DO THIS
Write out every record in full, exactly as written, please.

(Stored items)
::::

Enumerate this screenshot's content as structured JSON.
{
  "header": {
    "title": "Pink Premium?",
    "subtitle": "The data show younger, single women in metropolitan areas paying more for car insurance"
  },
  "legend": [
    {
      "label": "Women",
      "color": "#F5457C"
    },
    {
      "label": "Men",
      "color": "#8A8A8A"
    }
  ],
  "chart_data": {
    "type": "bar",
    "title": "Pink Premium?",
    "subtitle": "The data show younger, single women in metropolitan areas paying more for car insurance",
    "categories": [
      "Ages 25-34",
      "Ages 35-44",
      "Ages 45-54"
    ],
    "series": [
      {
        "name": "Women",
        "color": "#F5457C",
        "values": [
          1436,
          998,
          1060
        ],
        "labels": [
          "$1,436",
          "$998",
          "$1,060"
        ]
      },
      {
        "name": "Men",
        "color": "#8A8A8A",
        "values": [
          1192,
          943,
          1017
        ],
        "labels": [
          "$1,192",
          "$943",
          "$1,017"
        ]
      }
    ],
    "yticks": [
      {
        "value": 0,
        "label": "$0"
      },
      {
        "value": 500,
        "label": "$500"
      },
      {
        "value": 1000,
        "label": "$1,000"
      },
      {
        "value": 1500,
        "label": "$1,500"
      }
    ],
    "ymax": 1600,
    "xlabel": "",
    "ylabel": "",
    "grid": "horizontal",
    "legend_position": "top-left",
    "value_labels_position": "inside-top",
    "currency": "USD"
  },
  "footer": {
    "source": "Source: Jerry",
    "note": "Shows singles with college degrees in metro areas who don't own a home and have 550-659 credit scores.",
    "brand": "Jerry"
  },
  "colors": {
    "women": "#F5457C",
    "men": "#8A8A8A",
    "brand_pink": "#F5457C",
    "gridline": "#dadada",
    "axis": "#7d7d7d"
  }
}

::::

ANSWER TO THE TASK
Enumerate this screenshot's content as structured JSON.
{
  "header": {
    "title": "Pink Premium?",
    "subtitle": "The data show younger, single women in metropolitan areas paying more for car insurance"
  },
  "legend": [
    {
      "label": "Women",
      "color": "#F5457C"
    },
    {
      "label": "Men",
      "color": "#8A8A8A"
    }
  ],
  "chart_data": {
    "type": "bar",
    "title": "Pink Premium?",
    "subtitle": "The data show younger, single women in metropolitan areas paying more for car insurance",
    "categories": [
      "Ages 25-34",
      "Ages 35-44",
      "Ages 45-54"
    ],
    "series": [
      {
        "name": "Women",
        "color": "#F5457C",
        "values": [
          1436,
          998,
          1060
        ],
        "labels": [
          "$1,436",
          "$998",
          "$1,060"
        ]
      },
      {
        "name": "Men",
        "color": "#8A8A8A",
        "values": [
          1192,
          943,
          1017
        ],
        "labels": [
          "$1,192",
          "$943",
          "$1,017"
        ]
      }
    ],
    "yticks": [
      {
        "value": 0,
        "label": "$0"
      },
      {
        "value": 500,
        "label": "$500"
      },
      {
        "value": 1000,
        "label": "$1,000"
      },
      {
        "value": 1500,
        "label": "$1,500"
      }
    ],
    "ymax": 1600,
    "xlabel": "",
    "ylabel": "",
    "grid": "horizontal",
    "legend_position": "top-left",
    "value_labels_position": "inside-top",
    "currency": "USD"
  },
  "footer": {
    "source": "Source: Jerry",
    "note": "Shows singles with college degrees in metro areas who don't own a home and have 550-659 credit scores.",
    "brand": "Jerry"
  },
  "colors": {
    "women": "#F5457C",
    "men": "#8A8A8A",
    "brand_pink": "#F5457C",
    "gridline": "#dadada",
    "axis": "#7d7d7d"
  }
}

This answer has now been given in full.